* **Problem to work on**
The entries below are to be repeated exactly as they stand.

Data entries:

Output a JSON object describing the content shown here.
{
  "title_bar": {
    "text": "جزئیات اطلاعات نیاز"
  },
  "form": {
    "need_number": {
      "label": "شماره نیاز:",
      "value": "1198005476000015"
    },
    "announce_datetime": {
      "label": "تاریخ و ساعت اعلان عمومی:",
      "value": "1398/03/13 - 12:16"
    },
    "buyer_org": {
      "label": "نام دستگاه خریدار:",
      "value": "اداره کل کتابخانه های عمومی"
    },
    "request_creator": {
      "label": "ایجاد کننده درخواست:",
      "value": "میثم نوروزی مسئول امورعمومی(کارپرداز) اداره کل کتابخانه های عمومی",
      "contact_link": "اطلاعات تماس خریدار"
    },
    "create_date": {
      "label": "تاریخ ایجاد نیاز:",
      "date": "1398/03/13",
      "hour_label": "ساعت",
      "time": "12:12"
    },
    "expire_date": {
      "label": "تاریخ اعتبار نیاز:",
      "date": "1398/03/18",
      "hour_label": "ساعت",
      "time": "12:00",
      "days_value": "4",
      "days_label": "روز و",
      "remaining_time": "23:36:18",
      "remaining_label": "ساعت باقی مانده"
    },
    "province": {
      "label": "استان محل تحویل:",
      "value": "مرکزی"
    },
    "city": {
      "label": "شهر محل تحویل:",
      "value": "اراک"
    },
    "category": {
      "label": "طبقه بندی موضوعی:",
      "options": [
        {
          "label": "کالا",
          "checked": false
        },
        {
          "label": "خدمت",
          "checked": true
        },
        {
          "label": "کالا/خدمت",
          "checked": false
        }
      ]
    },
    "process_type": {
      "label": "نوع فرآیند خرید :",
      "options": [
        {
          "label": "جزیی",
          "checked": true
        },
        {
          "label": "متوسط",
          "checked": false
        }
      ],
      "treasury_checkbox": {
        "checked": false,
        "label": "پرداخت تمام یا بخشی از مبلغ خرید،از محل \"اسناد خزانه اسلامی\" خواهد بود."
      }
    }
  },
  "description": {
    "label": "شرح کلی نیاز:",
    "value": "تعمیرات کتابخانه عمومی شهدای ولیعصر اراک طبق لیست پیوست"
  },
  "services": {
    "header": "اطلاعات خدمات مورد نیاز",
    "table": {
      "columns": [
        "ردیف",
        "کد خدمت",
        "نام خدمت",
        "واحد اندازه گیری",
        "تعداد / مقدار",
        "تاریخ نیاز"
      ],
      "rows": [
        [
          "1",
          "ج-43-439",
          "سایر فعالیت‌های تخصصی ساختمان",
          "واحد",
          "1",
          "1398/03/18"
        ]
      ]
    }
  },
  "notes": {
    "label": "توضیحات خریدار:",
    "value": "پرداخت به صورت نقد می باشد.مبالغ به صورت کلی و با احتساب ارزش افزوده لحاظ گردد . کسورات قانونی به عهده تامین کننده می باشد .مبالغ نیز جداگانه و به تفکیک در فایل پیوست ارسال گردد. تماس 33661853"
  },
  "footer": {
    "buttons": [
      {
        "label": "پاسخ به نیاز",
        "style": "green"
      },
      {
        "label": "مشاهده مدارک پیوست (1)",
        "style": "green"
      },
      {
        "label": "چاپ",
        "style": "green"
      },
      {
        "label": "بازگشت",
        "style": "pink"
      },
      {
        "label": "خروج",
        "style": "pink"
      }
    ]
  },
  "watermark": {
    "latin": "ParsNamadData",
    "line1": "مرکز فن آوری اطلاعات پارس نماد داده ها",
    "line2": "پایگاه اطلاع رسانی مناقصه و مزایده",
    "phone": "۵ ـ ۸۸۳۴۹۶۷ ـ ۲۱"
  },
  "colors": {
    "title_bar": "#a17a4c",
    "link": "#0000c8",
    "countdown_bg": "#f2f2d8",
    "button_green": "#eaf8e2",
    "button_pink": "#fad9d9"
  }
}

* **Worked solution**
Output a JSON object describing the content shown here.
{
  "title_bar": {
    "text": "جزئیات اطلاعات نیاز"
  },
  "form": {
    "need_number": {
      "label": "شماره نیاز:",
      "value": "1198005476000015"
    },
    "announce_datetime": {
      "label": "تاریخ و ساعت اعلان عمومی:",
      "value": "1398/03/13 - 12:16"
    },
    "buyer_org": {
      "label": "نام دستگاه خریدار:",
      "value": "اداره کل کتابخانه های عمومی"
    },
    "request_creator": {
      "label": "ایجاد کننده درخواست:",
      "value": "میثم نوروزی مسئول امورعمومی(کارپرداز) اداره کل کتابخانه های عمومی",
      "contact_link": "اطلاعات تماس خریدار"
    },
    "create_date": {
      "label": "تاریخ ایجاد نیاز:",
      "date": "1398/03/13",
      "hour_label": "ساعت",
      "time": "12:12"
    },
    "expire_date": {
      "label": "تاریخ اعتبار نیاز:",
      "date": "1398/03/18",
      "hour_label": "ساعت",
      "time": "12:00",
      "days_value": "4",
      "days_label": "روز و",
      "remaining_time": "23:36:18",
      "remaining_label": "ساعت باقی مانده"
    },
    "province": {
      "label": "استان محل تحویل:",
      "value": "مرکزی"
    },
    "city": {
      "label": "شهر محل تحویل:",
      "value": "اراک"
    },
    "category": {
      "label": "طبقه بندی موضوعی:",
      "options": [
        {
          "label": "کالا",
          "checked": false
        },
        {
          "label": "خدمت",
          "checked": true
        },
        {
          "label": "کالا/خدمت",
          "checked": false
        }
      ]
    },
    "process_type": {
      "label": "نوع فرآیند خرید :",
      "options": [
        {
          "label": "جزیی",
          "checked": true
        },
        {
          "label": "متوسط",
          "checked": false
        }
      ],
      "treasury_checkbox": {
        "checked": false,
        "label": "پرداخت تمام یا بخشی از مبلغ خرید،از محل \"اسناد خزانه اسلامی\" خواهد بود."
      }
    }
  },
  "description": {
    "label": "شرح کلی نیاز:",
    "value": "تعمیرات کتابخانه عمومی شهدای ولیعصر اراک طبق لیست پیوست"
  },
  "services": {
    "header": "اطلاعات خدمات مورد نیاز",
    "table": {
      "columns": [
        "ردیف",
        "کد خدمت",
        "نام خدمت",
        "واحد اندازه گیری",
        "تعداد / مقدار",
        "تاریخ نیاز"
      ],
      "rows": [
        [
          "1",
          "ج-43-439",
          "سایر فعالیت‌های تخصصی ساختمان",
          "واحد",
          "1",
          "1398/03/18"
        ]
      ]
    }
  },
  "notes": {
    "label": "توضیحات خریدار:",
    "value": "پرداخت به صورت نقد می باشد.مبالغ به صورت کلی و با احتساب ارزش افزوده لحاظ گردد . کسورات قانونی به عهده تامین کننده می باشد .مبالغ نیز جداگانه و به تفکیک در فایل پیوست ارسال گردد. تماس 33661853"
  },
  "footer": {
    "buttons": [
      {
        "label": "پاسخ به نیاز",
        "style": "green"
      },
      {
        "label": "مشاهده مدارک پیوست (1)",
        "style": "green"
      },
      {
        "label": "چاپ",
        "style": "green"
      },
      {
        "label": "بازگشت",
        "style": "pink"
      },
      {
        "label": "خروج",
        "style": "pink"
      }
    ]
  },
  "watermark": {
    "latin": "ParsNamadData",
    "line1": "مرکز فن آوری اطلاعات پارس نماد داده ها",
    "line2": "پایگاه اطلاع رسانی مناقصه و مزایده",
    "phone": "۵ ـ ۸۸۳۴۹۶۷ ـ ۲۱"
  },
  "colors": {
    "title_bar": "#a17a4c",
    "link": "#0000c8",
    "countdown_bg": "#f2f2d8",
    "button_green": "#eaf8e2",
    "button_pink": "#fad9d9"
  }
}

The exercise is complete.